+++ TEXTE À LIRE
Arrêt du 2 novembre 2009
IIe Cour de droit civil

Composition
Mmes et M. les Juges Hohl, Présidente,
Marazzi et Jacquemoud-Rossari.
Greffière: Mme Mairot.

Parties
X.________,
représenté par Me Laurent Marconi, avocat,
recourant,

contre

Président de la Cour de justice du canton de Genève,

Objet
contestation de l'émolument (restitution de cédules hypothécaires),

recours contre l'ordonnance du Président de la Cour de justice du canton de
Genève du 9 juin 2009.

Faits:

A.
Le 19 mars 2008, A.________ a déposé une action en revendication tendant à la
validation de l'ordonnance rendue par le Tribunal de première instance de
Genève le 1er février 2008, qui autorisait la saisie provisionnelle, en mains
de X.________, de trois cédules hypothécaires au porteur grevant ses immeubles
à hauteur de 150'000 fr., 970'000 fr. et 239'000 fr., et en ordonnait
l'enlèvement.
++++++
+++ LIGNES DE DONNÉES
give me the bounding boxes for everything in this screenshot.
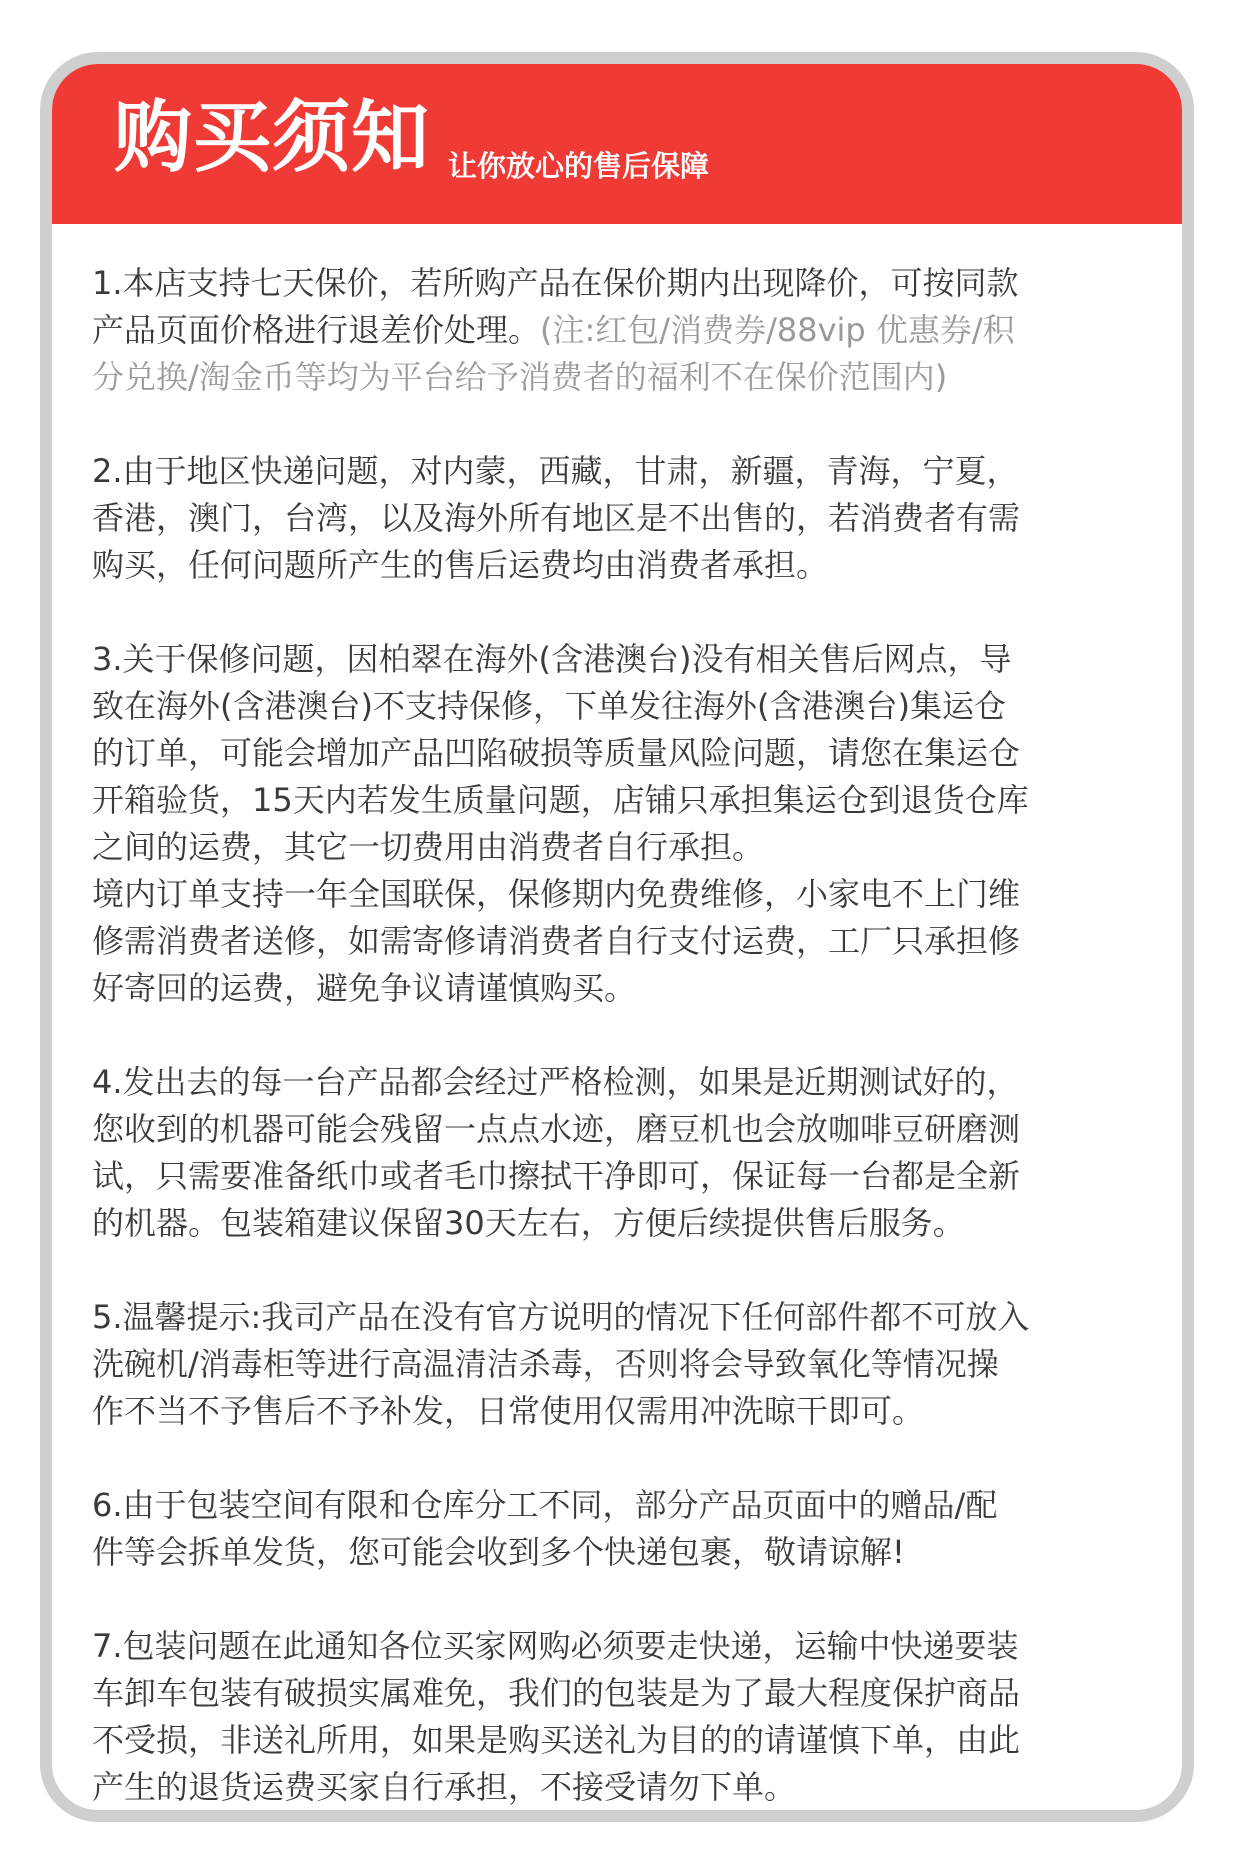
++++++
*CONSIGNE:* Traduisez en espagnol, s'il vous plaît, cette phrase de l'arrêt : « Le 19 mars 2008, A.________ a déposé une action en revendication tendant à la validation de l'ordonnance rendue par le Tribunal de première instance de Genève le 1er février 2008, qui autorisait la saisie provisionnelle, en mains de X.________, de trois cédules hypothécaires au porteur grevant ses immeubles à hauteur de 150'000 fr., 970'000 fr. et 239'000 fr., et en ordonnait l'enlèvement. »

*RÉPONSE:* El 19 de marzo de 2008, A.________ interpuso una acción reivindicatoria que tenía por objeto la validación de la ordenanza dictada por el Tribunal de Primera Instancia de Ginebra el 1 de febrero de 2008, que autorizaba el embargo provisional, en manos de X.________, de tres cédulas hipotecarias al portador que gravaban sus inmuebles por importes de 150.000 fr., 970.000 fr. y 239.000 fr., y ordenaba su retirada.